» Written exercise
Repeat the full listing, word for word.

» Data rows
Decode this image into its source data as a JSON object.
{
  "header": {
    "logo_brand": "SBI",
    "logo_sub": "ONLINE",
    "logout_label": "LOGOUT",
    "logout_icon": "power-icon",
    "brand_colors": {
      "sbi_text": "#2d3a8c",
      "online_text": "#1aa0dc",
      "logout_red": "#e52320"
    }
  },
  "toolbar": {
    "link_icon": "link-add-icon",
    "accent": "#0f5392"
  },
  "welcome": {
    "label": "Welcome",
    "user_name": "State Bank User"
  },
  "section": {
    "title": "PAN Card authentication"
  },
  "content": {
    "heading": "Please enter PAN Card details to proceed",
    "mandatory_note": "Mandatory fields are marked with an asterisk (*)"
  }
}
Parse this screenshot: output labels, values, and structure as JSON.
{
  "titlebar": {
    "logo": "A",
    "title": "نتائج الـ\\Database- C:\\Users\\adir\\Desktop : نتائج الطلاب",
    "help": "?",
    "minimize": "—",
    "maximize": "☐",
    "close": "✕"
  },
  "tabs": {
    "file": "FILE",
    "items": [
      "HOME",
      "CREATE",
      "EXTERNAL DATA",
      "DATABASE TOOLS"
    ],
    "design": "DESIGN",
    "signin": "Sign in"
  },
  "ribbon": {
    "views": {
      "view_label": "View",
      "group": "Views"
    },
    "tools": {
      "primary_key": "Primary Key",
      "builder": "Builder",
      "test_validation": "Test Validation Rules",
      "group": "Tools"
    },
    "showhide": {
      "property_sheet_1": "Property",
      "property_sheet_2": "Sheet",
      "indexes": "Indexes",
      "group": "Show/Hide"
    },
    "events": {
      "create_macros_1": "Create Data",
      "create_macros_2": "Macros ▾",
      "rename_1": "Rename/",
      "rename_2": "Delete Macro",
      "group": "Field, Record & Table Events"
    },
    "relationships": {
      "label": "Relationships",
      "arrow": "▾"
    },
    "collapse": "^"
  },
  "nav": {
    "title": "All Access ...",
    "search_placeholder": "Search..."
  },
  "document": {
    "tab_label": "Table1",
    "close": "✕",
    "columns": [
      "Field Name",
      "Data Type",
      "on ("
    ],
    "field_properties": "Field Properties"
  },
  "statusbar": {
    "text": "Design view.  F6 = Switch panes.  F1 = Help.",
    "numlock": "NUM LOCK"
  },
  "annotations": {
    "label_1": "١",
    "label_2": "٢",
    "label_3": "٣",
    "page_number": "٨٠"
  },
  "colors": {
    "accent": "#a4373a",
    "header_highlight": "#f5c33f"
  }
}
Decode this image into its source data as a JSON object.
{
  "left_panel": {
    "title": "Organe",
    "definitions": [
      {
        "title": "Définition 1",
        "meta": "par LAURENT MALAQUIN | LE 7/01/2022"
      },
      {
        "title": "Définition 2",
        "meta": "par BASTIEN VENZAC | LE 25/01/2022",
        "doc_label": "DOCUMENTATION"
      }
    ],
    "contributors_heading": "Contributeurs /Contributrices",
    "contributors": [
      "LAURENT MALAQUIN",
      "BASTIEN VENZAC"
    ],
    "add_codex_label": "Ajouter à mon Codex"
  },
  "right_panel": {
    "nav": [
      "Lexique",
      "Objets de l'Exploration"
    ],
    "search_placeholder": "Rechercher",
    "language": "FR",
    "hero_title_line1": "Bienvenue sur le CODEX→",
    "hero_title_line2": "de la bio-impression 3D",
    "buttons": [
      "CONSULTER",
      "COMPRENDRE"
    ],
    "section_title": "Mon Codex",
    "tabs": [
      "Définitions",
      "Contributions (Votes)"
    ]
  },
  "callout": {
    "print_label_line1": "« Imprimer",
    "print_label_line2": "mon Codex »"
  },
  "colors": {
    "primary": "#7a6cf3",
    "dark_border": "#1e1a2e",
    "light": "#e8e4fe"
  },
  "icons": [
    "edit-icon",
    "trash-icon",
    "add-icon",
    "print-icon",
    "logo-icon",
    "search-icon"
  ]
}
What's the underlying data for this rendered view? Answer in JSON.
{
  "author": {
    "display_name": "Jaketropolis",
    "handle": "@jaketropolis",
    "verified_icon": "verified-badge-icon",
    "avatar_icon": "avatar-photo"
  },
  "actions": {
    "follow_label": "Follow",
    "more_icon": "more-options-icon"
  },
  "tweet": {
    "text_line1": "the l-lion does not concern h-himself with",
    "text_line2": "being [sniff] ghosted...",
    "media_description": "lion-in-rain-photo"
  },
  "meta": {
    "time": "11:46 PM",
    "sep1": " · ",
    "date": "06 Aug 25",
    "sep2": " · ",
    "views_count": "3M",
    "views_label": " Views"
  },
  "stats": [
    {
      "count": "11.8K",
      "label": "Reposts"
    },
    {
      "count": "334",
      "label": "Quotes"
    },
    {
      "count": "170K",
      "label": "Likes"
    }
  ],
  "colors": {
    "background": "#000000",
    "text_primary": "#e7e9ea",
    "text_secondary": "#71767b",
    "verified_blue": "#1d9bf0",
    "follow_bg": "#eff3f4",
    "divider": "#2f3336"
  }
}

» Exercise output
Decode this image into its source data as a JSON object.
{
  "header": {
    "logo_brand": "SBI",
    "logo_sub": "ONLINE",
    "logout_label": "LOGOUT",
    "logout_icon": "power-icon",
    "brand_colors": {
      "sbi_text": "#2d3a8c",
      "online_text": "#1aa0dc",
      "logout_red": "#e52320"
    }
  },
  "toolbar": {
    "link_icon": "link-add-icon",
    "accent": "#0f5392"
  },
  "welcome": {
    "label": "Welcome",
    "user_name": "State Bank User"
  },
  "section": {
    "title": "PAN Card authentication"
  },
  "content": {
    "heading": "Please enter PAN Card details to proceed",
    "mandatory_note": "Mandatory fields are marked with an asterisk (*)"
  }
}
Parse this screenshot: output labels, values, and structure as JSON.
{
  "titlebar": {
    "logo": "A",
    "title": "نتائج الـ\\Database- C:\\Users\\adir\\Desktop : نتائج الطلاب",
    "help": "?",
    "minimize": "—",
    "maximize": "☐",
    "close": "✕"
  },
  "tabs": {
    "file": "FILE",
    "items": [
      "HOME",
      "CREATE",
      "EXTERNAL DATA",
      "DATABASE TOOLS"
    ],
    "design": "DESIGN",
    "signin": "Sign in"
  },
  "ribbon": {
    "views": {
      "view_label": "View",
      "group": "Views"
    },
    "tools": {
      "primary_key": "Primary Key",
      "builder": "Builder",
      "test_validation": "Test Validation Rules",
      "group": "Tools"
    },
    "showhide": {
      "property_sheet_1": "Property",
      "property_sheet_2": "Sheet",
      "indexes": "Indexes",
      "group": "Show/Hide"
    },
    "events": {
      "create_macros_1": "Create Data",
      "create_macros_2": "Macros ▾",
      "rename_1": "Rename/",
      "rename_2": "Delete Macro",
      "group": "Field, Record & Table Events"
    },
    "relationships": {
      "label": "Relationships",
      "arrow": "▾"
    },
    "collapse": "^"
  },
  "nav": {
    "title": "All Access ...",
    "search_placeholder": "Search..."
  },
  "document": {
    "tab_label": "Table1",
    "close": "✕",
    "columns": [
      "Field Name",
      "Data Type",
      "on ("
    ],
    "field_properties": "Field Properties"
  },
  "statusbar": {
    "text": "Design view.  F6 = Switch panes.  F1 = Help.",
    "numlock": "NUM LOCK"
  },
  "annotations": {
    "label_1": "١",
    "label_2": "٢",
    "label_3": "٣",
    "page_number": "٨٠"
  },
  "colors": {
    "accent": "#a4373a",
    "header_highlight": "#f5c33f"
  }
}
Decode this image into its source data as a JSON object.
{
  "left_panel": {
    "title": "Organe",
    "definitions": [
      {
        "title": "Définition 1",
        "meta": "par LAURENT MALAQUIN | LE 7/01/2022"
      },
      {
        "title": "Définition 2",
        "meta": "par BASTIEN VENZAC | LE 25/01/2022",
        "doc_label": "DOCUMENTATION"
      }
    ],
    "contributors_heading": "Contributeurs /Contributrices",
    "contributors": [
      "LAURENT MALAQUIN",
      "BASTIEN VENZAC"
    ],
    "add_codex_label": "Ajouter à mon Codex"
  },
  "right_panel": {
    "nav": [
      "Lexique",
      "Objets de l'Exploration"
    ],
    "search_placeholder": "Rechercher",
    "language": "FR",
    "hero_title_line1": "Bienvenue sur le CODEX→",
    "hero_title_line2": "de la bio-impression 3D",
    "buttons": [
      "CONSULTER",
      "COMPRENDRE"
    ],
    "section_title": "Mon Codex",
    "tabs": [
      "Définitions",
      "Contributions (Votes)"
    ]
  },
  "callout": {
    "print_label_line1": "« Imprimer",
    "print_label_line2": "mon Codex »"
  },
  "colors": {
    "primary": "#7a6cf3",
    "dark_border": "#1e1a2e",
    "light": "#e8e4fe"
  },
  "icons": [
    "edit-icon",
    "trash-icon",
    "add-icon",
    "print-icon",
    "logo-icon",
    "search-icon"
  ]
}
What's the underlying data for this rendered view? Answer in JSON.
{
  "author": {
    "display_name": "Jaketropolis",
    "handle": "@jaketropolis",
    "verified_icon": "verified-badge-icon",
    "avatar_icon": "avatar-photo"
  },
  "actions": {
    "follow_label": "Follow",
    "more_icon": "more-options-icon"
  },
  "tweet": {
    "text_line1": "the l-lion does not concern h-himself with",
    "text_line2": "being [sniff] ghosted...",
    "media_description": "lion-in-rain-photo"
  },
  "meta": {
    "time": "11:46 PM",
    "sep1": " · ",
    "date": "06 Aug 25",
    "sep2": " · ",
    "views_count": "3M",
    "views_label": " Views"
  },
  "stats": [
    {
      "count": "11.8K",
      "label": "Reposts"
    },
    {
      "count": "334",
      "label": "Quotes"
    },
    {
      "count": "170K",
      "label": "Likes"
    }
  ],
  "colors": {
    "background": "#000000",
    "text_primary": "#e7e9ea",
    "text_secondary": "#71767b",
    "verified_blue": "#1d9bf0",
    "follow_bg": "#eff3f4",
    "divider": "#2f3336"
  }
}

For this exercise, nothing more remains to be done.